**What is needed:**
Gather every line of the entries that includes the word "consumers".
*-*-*
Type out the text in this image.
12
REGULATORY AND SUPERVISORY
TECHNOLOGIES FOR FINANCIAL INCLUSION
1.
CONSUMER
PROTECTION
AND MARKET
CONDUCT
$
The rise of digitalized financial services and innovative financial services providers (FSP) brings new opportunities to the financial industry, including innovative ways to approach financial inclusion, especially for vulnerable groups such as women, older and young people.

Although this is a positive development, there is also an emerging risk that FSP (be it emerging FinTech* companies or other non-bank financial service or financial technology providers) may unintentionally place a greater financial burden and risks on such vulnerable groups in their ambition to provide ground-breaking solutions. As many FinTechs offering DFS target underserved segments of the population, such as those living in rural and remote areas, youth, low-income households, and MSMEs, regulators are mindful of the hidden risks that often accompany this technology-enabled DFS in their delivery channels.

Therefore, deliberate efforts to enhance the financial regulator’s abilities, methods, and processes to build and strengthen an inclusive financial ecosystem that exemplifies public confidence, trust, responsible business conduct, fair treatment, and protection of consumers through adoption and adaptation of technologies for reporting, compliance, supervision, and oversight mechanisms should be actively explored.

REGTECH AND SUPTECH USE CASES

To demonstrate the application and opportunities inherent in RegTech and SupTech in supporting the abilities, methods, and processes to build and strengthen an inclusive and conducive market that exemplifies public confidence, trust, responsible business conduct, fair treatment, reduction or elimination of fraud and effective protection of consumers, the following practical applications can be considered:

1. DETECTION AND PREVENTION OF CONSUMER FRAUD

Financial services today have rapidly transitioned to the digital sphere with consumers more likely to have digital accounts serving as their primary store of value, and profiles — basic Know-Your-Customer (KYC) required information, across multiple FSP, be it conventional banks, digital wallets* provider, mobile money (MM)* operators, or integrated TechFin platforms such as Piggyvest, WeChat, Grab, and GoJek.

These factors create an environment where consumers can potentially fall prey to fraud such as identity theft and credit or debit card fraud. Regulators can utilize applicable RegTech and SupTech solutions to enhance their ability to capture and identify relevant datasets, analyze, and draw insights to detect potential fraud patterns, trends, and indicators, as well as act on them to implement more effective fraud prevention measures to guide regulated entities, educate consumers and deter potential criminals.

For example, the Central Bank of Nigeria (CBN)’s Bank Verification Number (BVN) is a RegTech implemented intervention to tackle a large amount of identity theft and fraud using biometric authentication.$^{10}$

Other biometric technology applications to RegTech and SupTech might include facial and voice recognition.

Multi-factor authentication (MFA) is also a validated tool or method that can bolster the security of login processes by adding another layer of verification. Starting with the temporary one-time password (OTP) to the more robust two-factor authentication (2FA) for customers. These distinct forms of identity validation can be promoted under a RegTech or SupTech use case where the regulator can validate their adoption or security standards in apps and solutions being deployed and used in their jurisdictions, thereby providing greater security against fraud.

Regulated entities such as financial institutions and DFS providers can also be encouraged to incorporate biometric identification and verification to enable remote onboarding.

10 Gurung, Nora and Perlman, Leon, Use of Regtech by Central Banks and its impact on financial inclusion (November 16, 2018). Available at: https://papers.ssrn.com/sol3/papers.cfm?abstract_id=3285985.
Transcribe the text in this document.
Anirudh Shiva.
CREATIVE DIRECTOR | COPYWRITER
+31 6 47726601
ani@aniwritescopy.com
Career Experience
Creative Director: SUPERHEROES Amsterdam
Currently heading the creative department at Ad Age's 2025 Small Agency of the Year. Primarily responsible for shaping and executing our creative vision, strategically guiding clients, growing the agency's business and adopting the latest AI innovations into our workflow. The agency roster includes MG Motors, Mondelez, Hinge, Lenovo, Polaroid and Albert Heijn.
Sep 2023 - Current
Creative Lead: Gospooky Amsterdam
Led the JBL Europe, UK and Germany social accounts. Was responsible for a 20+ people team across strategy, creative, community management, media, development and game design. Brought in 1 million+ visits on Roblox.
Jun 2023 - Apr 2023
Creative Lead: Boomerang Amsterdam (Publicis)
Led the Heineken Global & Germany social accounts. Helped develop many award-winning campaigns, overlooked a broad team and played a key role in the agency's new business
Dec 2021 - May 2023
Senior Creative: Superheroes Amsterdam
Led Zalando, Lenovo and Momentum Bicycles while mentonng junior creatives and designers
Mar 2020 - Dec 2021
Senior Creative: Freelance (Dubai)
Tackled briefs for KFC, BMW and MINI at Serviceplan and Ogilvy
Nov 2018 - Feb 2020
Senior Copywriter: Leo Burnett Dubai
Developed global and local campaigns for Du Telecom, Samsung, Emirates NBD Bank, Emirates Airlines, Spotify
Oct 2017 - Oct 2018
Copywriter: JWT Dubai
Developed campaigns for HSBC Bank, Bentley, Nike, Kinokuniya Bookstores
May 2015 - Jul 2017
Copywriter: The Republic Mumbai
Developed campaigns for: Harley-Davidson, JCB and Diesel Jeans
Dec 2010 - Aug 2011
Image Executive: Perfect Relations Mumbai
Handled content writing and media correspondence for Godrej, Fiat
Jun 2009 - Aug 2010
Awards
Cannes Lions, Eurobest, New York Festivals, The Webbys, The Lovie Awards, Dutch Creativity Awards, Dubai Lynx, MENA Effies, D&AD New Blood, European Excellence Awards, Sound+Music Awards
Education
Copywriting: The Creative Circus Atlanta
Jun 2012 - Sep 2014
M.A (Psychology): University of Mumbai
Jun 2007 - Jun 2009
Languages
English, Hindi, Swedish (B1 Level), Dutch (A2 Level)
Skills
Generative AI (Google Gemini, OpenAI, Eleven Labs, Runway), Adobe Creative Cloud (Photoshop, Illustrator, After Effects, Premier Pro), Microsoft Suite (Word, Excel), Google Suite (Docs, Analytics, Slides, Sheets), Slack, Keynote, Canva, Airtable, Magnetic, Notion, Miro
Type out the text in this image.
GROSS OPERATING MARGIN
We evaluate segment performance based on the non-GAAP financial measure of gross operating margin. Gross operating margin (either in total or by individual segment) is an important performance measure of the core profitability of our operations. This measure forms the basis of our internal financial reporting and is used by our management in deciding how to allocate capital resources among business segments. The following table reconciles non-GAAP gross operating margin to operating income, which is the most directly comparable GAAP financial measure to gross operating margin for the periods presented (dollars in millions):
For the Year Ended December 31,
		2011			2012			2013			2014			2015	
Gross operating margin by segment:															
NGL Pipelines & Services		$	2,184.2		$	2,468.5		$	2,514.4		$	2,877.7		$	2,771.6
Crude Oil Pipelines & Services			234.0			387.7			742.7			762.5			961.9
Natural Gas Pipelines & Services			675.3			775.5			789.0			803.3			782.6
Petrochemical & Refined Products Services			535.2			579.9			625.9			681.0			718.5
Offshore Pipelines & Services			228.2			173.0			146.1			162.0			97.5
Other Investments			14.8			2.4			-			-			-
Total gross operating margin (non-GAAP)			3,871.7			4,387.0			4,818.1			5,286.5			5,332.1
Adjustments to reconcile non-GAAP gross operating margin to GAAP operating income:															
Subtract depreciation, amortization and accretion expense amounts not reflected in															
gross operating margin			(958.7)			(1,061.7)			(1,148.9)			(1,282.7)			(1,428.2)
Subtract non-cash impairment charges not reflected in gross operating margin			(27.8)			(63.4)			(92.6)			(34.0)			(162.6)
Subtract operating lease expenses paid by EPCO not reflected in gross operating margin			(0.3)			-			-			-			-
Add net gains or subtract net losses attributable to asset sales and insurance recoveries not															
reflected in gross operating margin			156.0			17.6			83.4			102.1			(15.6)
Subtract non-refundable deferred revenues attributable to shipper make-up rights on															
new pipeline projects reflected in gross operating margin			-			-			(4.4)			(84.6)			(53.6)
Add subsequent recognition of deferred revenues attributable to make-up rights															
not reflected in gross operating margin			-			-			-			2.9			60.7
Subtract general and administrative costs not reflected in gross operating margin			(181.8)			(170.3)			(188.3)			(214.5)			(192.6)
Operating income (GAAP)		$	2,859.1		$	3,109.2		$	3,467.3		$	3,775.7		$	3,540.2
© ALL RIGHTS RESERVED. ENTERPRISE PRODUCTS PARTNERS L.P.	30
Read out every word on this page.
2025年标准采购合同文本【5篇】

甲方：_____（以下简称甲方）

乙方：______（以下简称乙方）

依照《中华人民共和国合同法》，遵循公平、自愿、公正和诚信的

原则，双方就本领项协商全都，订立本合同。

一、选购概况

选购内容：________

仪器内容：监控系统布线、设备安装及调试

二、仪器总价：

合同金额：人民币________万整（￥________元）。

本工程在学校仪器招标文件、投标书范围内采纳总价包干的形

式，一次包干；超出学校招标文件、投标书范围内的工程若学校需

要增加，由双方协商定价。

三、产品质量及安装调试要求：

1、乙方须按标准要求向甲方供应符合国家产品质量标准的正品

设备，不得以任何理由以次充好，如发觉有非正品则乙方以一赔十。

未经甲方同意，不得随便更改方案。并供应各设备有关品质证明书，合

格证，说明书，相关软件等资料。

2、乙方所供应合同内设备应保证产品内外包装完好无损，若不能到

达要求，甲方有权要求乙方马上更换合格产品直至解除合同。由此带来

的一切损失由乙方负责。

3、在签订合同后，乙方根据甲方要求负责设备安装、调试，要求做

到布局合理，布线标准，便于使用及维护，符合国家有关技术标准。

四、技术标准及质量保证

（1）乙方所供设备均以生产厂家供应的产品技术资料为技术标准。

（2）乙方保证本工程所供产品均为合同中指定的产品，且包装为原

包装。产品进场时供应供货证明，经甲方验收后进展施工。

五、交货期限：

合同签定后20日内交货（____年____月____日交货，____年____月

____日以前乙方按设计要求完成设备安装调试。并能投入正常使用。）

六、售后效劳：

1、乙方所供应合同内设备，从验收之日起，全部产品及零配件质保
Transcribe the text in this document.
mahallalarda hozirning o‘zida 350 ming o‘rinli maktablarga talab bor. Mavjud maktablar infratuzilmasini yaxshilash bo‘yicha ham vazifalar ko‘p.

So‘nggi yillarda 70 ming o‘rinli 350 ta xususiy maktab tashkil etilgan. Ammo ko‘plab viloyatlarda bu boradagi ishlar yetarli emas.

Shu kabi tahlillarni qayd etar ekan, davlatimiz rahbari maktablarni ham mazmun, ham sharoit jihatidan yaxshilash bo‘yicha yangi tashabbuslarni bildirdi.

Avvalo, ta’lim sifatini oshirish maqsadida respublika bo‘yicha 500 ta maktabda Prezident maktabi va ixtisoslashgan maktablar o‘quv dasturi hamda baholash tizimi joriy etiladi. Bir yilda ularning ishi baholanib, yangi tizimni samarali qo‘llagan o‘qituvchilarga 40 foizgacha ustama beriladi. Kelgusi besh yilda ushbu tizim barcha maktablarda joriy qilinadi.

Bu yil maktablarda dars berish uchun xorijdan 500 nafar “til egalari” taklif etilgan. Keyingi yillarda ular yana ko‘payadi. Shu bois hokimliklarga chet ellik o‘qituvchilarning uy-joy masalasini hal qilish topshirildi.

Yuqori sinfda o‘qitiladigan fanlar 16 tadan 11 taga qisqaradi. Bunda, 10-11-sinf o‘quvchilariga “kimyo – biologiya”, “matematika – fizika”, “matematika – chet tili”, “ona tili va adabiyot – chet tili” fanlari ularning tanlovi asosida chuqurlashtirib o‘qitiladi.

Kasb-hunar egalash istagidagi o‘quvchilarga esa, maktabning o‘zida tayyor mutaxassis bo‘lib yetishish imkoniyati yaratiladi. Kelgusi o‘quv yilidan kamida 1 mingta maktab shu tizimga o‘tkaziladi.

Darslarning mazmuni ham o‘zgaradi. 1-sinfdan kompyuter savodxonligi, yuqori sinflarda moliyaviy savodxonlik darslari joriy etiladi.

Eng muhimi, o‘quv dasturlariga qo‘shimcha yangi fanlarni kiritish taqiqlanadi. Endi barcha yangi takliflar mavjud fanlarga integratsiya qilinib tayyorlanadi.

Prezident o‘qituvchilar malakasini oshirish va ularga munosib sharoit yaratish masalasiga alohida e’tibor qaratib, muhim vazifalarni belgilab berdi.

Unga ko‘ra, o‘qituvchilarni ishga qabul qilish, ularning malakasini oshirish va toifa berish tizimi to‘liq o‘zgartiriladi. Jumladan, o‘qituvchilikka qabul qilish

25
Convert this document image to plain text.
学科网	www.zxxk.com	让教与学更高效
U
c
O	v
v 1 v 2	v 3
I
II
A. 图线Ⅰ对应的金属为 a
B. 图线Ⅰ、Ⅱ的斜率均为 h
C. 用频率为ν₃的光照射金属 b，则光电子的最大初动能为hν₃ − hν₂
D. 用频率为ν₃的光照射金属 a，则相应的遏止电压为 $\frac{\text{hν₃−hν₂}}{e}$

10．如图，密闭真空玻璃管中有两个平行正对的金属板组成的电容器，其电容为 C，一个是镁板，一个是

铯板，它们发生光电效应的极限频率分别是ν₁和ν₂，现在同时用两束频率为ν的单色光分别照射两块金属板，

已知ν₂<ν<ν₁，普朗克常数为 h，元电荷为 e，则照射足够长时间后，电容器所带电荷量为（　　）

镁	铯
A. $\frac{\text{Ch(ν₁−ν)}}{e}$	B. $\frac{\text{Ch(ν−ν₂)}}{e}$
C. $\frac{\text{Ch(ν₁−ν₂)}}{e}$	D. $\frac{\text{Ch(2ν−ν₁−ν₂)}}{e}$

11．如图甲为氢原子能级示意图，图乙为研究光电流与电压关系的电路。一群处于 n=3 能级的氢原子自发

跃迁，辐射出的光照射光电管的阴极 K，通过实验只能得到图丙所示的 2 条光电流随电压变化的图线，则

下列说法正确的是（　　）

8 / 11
*-*-*
**Solution to the exercise:**
Therefore, deliberate efforts to enhance the financial regulator’s abilities, methods, and processes to build and strengthen an inclusive financial ecosystem that exemplifies public confidence, trust, responsible business conduct, fair treatment, and protection of consumers through adoption and adaptation of technologies for reporting, compliance, supervision, and oversight mechanisms should be actively explored.
To demonstrate the application and opportunities inherent in RegTech and SupTech in supporting the abilities, methods, and processes to build and strengthen an inclusive and conducive market that exemplifies public confidence, trust, responsible business conduct, fair treatment, reduction or elimination of fraud and effective protection of consumers, the following practical applications can be considered:
Financial services today have rapidly transitioned to the digital sphere with consumers more likely to have digital accounts serving as their primary store of value, and profiles — basic Know-Your-Customer (KYC) required information, across multiple FSP, be it conventional banks, digital wallets* provider, mobile money (MM)* operators, or integrated TechFin platforms such as Piggyvest, WeChat, Grab, and GoJek.
These factors create an environment where consumers can potentially fall prey to fraud such as identity theft and credit or debit card fraud. Regulators can utilize applicable RegTech and SupTech solutions to enhance their ability to capture and identify relevant datasets, analyze, and draw insights to detect potential fraud patterns, trends, and indicators, as well as act on them to implement more effective fraud prevention measures to guide regulated entities, educate consumers and deter potential criminals.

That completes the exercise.